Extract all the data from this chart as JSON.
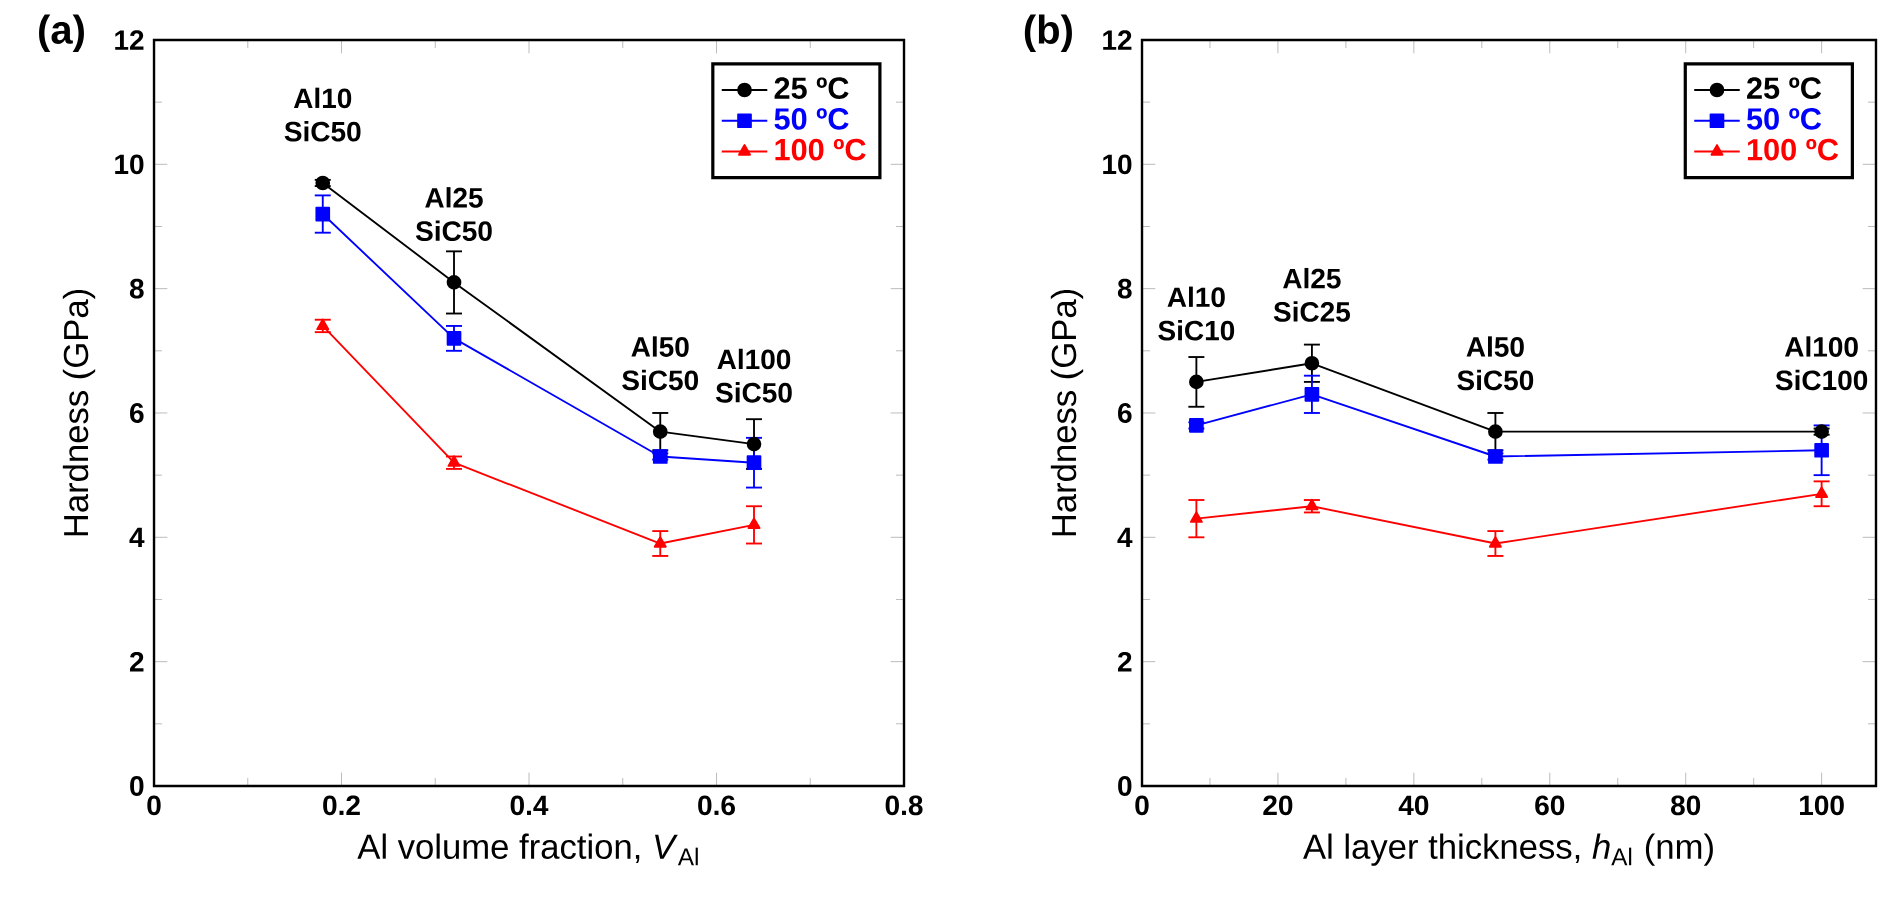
{
  "chart_data": [
    {
      "type": "line",
      "title": "(a)",
      "xlabel": "Al volume fraction, *V*$_{Al}$",
      "ylabel": "Hardness (GPa)",
      "x": [
        0.18,
        0.32,
        0.54,
        0.64
      ],
      "series": [
        {
          "name": "25 ºC",
          "color": "#000000",
          "marker": "circle",
          "values": [
            9.7,
            8.1,
            5.7,
            5.5
          ],
          "errors": [
            0.05,
            0.5,
            0.3,
            0.4
          ]
        },
        {
          "name": "50 ºC",
          "color": "#0000ff",
          "marker": "square",
          "values": [
            9.2,
            7.2,
            5.3,
            5.2
          ],
          "errors": [
            0.3,
            0.2,
            0.05,
            0.4
          ]
        },
        {
          "name": "100 ºC",
          "color": "#ff0000",
          "marker": "triangle",
          "values": [
            7.4,
            5.2,
            3.9,
            4.2
          ],
          "errors": [
            0.1,
            0.1,
            0.2,
            0.3
          ]
        }
      ],
      "xlim": [
        0,
        0.8
      ],
      "xticks": [
        0,
        0.2,
        0.4,
        0.6,
        0.8
      ],
      "ylim": [
        0,
        12
      ],
      "yticks": [
        0,
        2,
        4,
        6,
        8,
        10,
        12
      ],
      "legend": "top right",
      "grid": false,
      "line_style": "solid",
      "annotations": [
        {
          "text": "Al10 SiC50",
          "x": 0.18,
          "y": 9.7
        },
        {
          "text": "Al25 SiC50",
          "x": 0.32,
          "y": 8.1
        },
        {
          "text": "Al50 SiC50",
          "x": 0.54,
          "y": 5.7
        },
        {
          "text": "Al100 SiC50",
          "x": 0.64,
          "y": 5.5
        }
      ]
    },
    {
      "type": "line",
      "title": "(b)",
      "xlabel": "Al layer thickness, *h*$_{Al}$ (nm)",
      "ylabel": "Hardness (GPa)",
      "x": [
        8,
        25,
        52,
        100
      ],
      "series": [
        {
          "name": "25 ºC",
          "color": "#000000",
          "marker": "circle",
          "values": [
            6.5,
            6.8,
            5.7,
            5.7
          ],
          "errors": [
            0.4,
            0.3,
            0.3,
            0.05
          ]
        },
        {
          "name": "50 ºC",
          "color": "#0000ff",
          "marker": "square",
          "values": [
            5.8,
            6.3,
            5.3,
            5.4
          ],
          "errors": [
            0.05,
            0.3,
            0.05,
            0.4
          ]
        },
        {
          "name": "100 ºC",
          "color": "#ff0000",
          "marker": "triangle",
          "values": [
            4.3,
            4.5,
            3.9,
            4.7
          ],
          "errors": [
            0.3,
            0.1,
            0.2,
            0.2
          ]
        }
      ],
      "xlim": [
        0,
        108
      ],
      "xticks": [
        0,
        20,
        40,
        60,
        80,
        100
      ],
      "ylim": [
        0,
        12
      ],
      "yticks": [
        0,
        2,
        4,
        6,
        8,
        10,
        12
      ],
      "legend": "top right",
      "grid": false,
      "line_style": "solid",
      "annotations": [
        {
          "text": "Al10 SiC10",
          "x": 8,
          "y": 6.5
        },
        {
          "text": "Al25 SiC25",
          "x": 25,
          "y": 6.8
        },
        {
          "text": "Al50 SiC50",
          "x": 52,
          "y": 5.7
        },
        {
          "text": "Al100 SiC100",
          "x": 100,
          "y": 5.7
        }
      ]
    }
  ]
}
****************
## TASK OBJECTIVE
Please transcribe the material above exactly as written. Leave the pictures out.

## EXERCISE RESULT
Extract all the data from this chart as JSON.
{
  "chart_data": [
    {
      "type": "line",
      "title": "(a)",
      "xlabel": "Al volume fraction, *V*$_{Al}$",
      "ylabel": "Hardness (GPa)",
      "x": [
        0.18,
        0.32,
        0.54,
        0.64
      ],
      "series": [
        {
          "name": "25 ºC",
          "color": "#000000",
          "marker": "circle",
          "values": [
            9.7,
            8.1,
            5.7,
            5.5
          ],
          "errors": [
            0.05,
            0.5,
            0.3,
            0.4
          ]
        },
        {
          "name": "50 ºC",
          "color": "#0000ff",
          "marker": "square",
          "values": [
            9.2,
            7.2,
            5.3,
            5.2
          ],
          "errors": [
            0.3,
            0.2,
            0.05,
            0.4
          ]
        },
        {
          "name": "100 ºC",
          "color": "#ff0000",
          "marker": "triangle",
          "values": [
            7.4,
            5.2,
            3.9,
            4.2
          ],
          "errors": [
            0.1,
            0.1,
            0.2,
            0.3
          ]
        }
      ],
      "xlim": [
        0,
        0.8
      ],
      "xticks": [
        0,
        0.2,
        0.4,
        0.6,
        0.8
      ],
      "ylim": [
        0,
        12
      ],
      "yticks": [
        0,
        2,
        4,
        6,
        8,
        10,
        12
      ],
      "legend": "top right",
      "grid": false,
      "line_style": "solid",
      "annotations": [
        {
          "text": "Al10 SiC50",
          "x": 0.18,
          "y": 9.7
        },
        {
          "text": "Al25 SiC50",
          "x": 0.32,
          "y": 8.1
        },
        {
          "text": "Al50 SiC50",
          "x": 0.54,
          "y": 5.7
        },
        {
          "text": "Al100 SiC50",
          "x": 0.64,
          "y": 5.5
        }
      ]
    },
    {
      "type": "line",
      "title": "(b)",
      "xlabel": "Al layer thickness, *h*$_{Al}$ (nm)",
      "ylabel": "Hardness (GPa)",
      "x": [
        8,
        25,
        52,
        100
      ],
      "series": [
        {
          "name": "25 ºC",
          "color": "#000000",
          "marker": "circle",
          "values": [
            6.5,
            6.8,
            5.7,
            5.7
          ],
          "errors": [
            0.4,
            0.3,
            0.3,
            0.05
          ]
        },
        {
          "name": "50 ºC",
          "color": "#0000ff",
          "marker": "square",
          "values": [
            5.8,
            6.3,
            5.3,
            5.4
          ],
          "errors": [
            0.05,
            0.3,
            0.05,
            0.4
          ]
        },
        {
          "name": "100 ºC",
          "color": "#ff0000",
          "marker": "triangle",
          "values": [
            4.3,
            4.5,
            3.9,
            4.7
          ],
          "errors": [
            0.3,
            0.1,
            0.2,
            0.2
          ]
        }
      ],
      "xlim": [
        0,
        108
      ],
      "xticks": [
        0,
        20,
        40,
        60,
        80,
        100
      ],
      "ylim": [
        0,
        12
      ],
      "yticks": [
        0,
        2,
        4,
        6,
        8,
        10,
        12
      ],
      "legend": "top right",
      "grid": false,
      "line_style": "solid",
      "annotations": [
        {
          "text": "Al10 SiC10",
          "x": 8,
          "y": 6.5
        },
        {
          "text": "Al25 SiC25",
          "x": 25,
          "y": 6.8
        },
        {
          "text": "Al50 SiC50",
          "x": 52,
          "y": 5.7
        },
        {
          "text": "Al100 SiC100",
          "x": 100,
          "y": 5.7
        }
      ]
    }
  ]
}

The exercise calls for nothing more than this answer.